*Task directions:*
Copy each line below in which the string "text" occurs.

===== Stored rows =====

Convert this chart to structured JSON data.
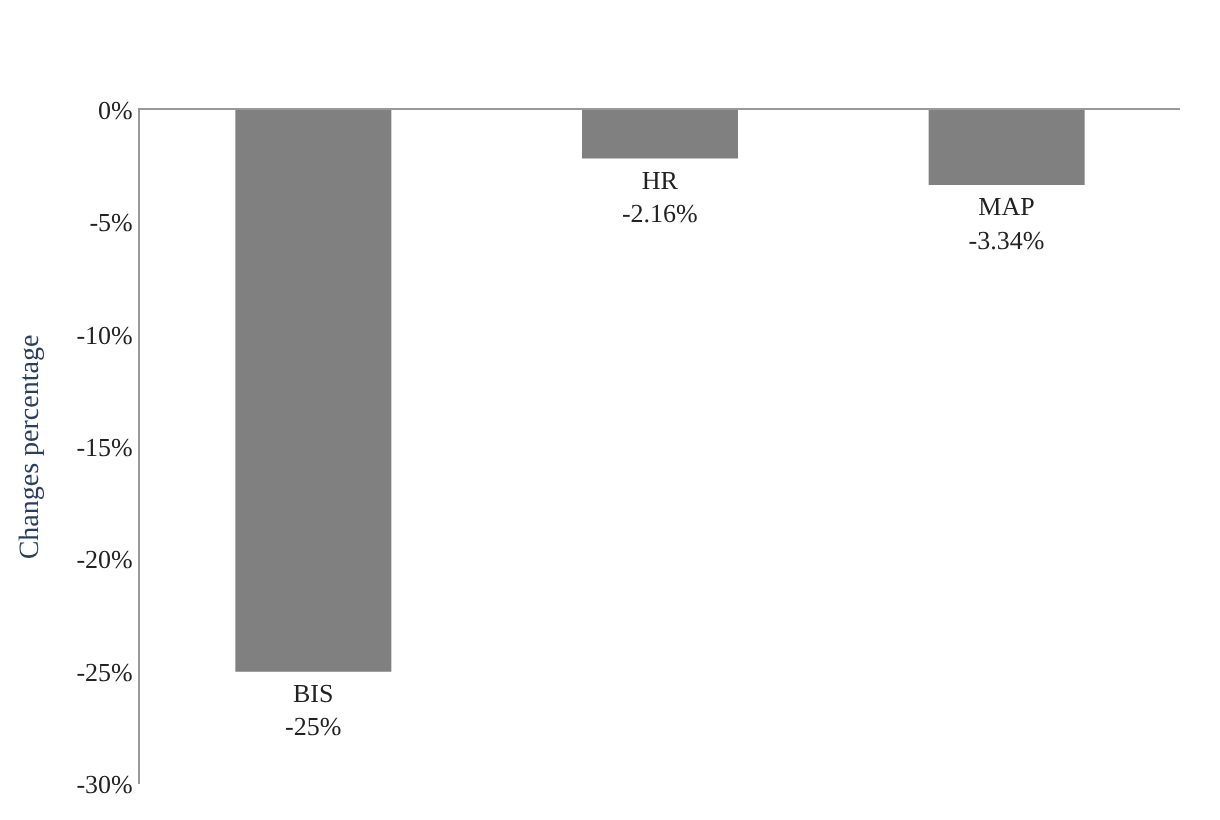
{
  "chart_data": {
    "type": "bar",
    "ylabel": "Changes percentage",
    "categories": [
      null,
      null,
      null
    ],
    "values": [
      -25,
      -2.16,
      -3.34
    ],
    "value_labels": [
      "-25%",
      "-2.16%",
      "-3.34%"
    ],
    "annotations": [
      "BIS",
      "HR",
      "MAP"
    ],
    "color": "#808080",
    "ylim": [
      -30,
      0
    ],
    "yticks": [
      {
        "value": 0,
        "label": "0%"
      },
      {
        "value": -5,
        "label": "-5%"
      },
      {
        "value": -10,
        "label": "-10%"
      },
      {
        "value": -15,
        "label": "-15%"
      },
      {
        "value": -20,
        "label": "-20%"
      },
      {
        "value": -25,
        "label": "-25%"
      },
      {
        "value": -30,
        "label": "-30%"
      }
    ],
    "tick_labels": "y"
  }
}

=====
===== Stored rows =====

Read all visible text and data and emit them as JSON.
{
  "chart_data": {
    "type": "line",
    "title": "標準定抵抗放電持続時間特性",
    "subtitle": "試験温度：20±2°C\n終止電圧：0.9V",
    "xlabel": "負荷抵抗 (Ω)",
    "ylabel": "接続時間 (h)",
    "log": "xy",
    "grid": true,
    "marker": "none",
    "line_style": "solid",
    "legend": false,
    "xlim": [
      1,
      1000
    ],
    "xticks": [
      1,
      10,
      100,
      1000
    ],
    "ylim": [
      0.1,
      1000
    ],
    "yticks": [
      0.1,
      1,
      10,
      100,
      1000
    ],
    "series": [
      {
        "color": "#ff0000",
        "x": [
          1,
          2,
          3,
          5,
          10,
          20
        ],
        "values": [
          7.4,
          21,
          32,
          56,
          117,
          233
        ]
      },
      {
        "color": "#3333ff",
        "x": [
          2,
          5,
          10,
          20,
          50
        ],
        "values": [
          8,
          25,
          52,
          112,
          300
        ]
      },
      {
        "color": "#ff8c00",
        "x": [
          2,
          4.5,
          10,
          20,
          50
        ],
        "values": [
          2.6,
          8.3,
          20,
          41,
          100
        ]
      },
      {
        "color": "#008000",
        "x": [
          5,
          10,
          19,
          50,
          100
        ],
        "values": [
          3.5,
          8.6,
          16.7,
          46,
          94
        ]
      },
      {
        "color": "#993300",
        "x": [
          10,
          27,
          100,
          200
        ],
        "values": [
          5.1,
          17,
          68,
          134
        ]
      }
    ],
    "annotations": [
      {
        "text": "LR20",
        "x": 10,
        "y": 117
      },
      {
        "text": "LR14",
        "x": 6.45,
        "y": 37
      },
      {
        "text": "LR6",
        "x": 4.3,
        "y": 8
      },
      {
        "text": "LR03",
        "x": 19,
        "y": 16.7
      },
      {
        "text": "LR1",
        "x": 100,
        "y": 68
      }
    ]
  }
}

=====

*Written response:*
Read all visible text and data and emit them as JSON.
        "text": "LR20",
        "text": "LR14",
        "text": "LR6",
        "text": "LR03",
        "text": "LR1",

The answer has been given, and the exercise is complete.